_Requirement_: Records follow. Copy every line with "Адрес".

_Excerpted records_:
══════════

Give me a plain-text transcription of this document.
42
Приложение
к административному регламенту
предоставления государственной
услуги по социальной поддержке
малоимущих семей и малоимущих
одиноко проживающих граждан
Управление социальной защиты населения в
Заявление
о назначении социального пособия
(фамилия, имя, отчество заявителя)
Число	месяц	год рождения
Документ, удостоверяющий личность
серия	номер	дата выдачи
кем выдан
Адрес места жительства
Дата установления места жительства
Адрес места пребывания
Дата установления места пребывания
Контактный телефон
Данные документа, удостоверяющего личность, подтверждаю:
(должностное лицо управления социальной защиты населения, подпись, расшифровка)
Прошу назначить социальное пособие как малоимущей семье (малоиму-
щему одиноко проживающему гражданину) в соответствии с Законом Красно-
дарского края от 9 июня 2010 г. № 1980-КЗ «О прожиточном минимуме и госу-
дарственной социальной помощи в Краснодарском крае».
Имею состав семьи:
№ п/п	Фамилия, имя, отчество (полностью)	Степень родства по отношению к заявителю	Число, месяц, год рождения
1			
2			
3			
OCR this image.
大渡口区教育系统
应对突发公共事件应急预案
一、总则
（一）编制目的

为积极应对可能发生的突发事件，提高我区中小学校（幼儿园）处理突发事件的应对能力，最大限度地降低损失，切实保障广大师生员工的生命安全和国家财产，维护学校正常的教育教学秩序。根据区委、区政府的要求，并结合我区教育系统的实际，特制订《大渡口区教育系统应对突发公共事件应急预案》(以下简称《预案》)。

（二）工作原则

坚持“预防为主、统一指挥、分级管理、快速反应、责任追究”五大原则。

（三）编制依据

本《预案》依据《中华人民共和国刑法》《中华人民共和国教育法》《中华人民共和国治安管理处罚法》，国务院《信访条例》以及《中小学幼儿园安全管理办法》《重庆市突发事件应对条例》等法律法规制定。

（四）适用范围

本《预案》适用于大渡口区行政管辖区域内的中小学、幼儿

══════════

_Result of the task_:
Адрес места жительства
Адрес места пребывания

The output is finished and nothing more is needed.